▸ PROBLEM TO SOLVE: Repeat, exactly and completely, the entries shown underneath.
# # # # #
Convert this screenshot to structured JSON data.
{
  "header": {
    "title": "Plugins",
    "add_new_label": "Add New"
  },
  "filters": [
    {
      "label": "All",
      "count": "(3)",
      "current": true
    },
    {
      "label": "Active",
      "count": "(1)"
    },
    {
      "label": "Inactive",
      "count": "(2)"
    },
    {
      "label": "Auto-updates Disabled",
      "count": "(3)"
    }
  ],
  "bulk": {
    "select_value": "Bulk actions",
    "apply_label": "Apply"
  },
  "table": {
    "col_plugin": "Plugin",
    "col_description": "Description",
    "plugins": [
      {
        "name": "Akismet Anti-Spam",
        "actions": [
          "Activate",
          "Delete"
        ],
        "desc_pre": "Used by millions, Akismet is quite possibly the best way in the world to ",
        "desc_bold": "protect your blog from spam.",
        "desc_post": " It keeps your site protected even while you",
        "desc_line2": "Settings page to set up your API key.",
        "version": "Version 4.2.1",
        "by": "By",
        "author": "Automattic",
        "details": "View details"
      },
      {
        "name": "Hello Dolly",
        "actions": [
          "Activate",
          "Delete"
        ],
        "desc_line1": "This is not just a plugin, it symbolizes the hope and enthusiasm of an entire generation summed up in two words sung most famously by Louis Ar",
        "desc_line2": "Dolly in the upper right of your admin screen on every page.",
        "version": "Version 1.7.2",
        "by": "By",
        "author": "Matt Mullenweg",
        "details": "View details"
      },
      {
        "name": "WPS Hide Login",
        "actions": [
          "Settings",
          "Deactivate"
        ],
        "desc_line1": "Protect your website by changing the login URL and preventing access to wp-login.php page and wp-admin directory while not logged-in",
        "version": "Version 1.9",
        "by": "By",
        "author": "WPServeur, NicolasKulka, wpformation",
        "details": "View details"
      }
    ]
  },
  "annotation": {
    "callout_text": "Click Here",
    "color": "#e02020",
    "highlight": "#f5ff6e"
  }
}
# # # # #
▸ CORRECT RESULT:
Convert this screenshot to structured JSON data.
{
  "header": {
    "title": "Plugins",
    "add_new_label": "Add New"
  },
  "filters": [
    {
      "label": "All",
      "count": "(3)",
      "current": true
    },
    {
      "label": "Active",
      "count": "(1)"
    },
    {
      "label": "Inactive",
      "count": "(2)"
    },
    {
      "label": "Auto-updates Disabled",
      "count": "(3)"
    }
  ],
  "bulk": {
    "select_value": "Bulk actions",
    "apply_label": "Apply"
  },
  "table": {
    "col_plugin": "Plugin",
    "col_description": "Description",
    "plugins": [
      {
        "name": "Akismet Anti-Spam",
        "actions": [
          "Activate",
          "Delete"
        ],
        "desc_pre": "Used by millions, Akismet is quite possibly the best way in the world to ",
        "desc_bold": "protect your blog from spam.",
        "desc_post": " It keeps your site protected even while you",
        "desc_line2": "Settings page to set up your API key.",
        "version": "Version 4.2.1",
        "by": "By",
        "author": "Automattic",
        "details": "View details"
      },
      {
        "name": "Hello Dolly",
        "actions": [
          "Activate",
          "Delete"
        ],
        "desc_line1": "This is not just a plugin, it symbolizes the hope and enthusiasm of an entire generation summed up in two words sung most famously by Louis Ar",
        "desc_line2": "Dolly in the upper right of your admin screen on every page.",
        "version": "Version 1.7.2",
        "by": "By",
        "author": "Matt Mullenweg",
        "details": "View details"
      },
      {
        "name": "WPS Hide Login",
        "actions": [
          "Settings",
          "Deactivate"
        ],
        "desc_line1": "Protect your website by changing the login URL and preventing access to wp-login.php page and wp-admin directory while not logged-in",
        "version": "Version 1.9",
        "by": "By",
        "author": "WPServeur, NicolasKulka, wpformation",
        "details": "View details"
      }
    ]
  },
  "annotation": {
    "callout_text": "Click Here",
    "color": "#e02020",
    "highlight": "#f5ff6e"
  }
}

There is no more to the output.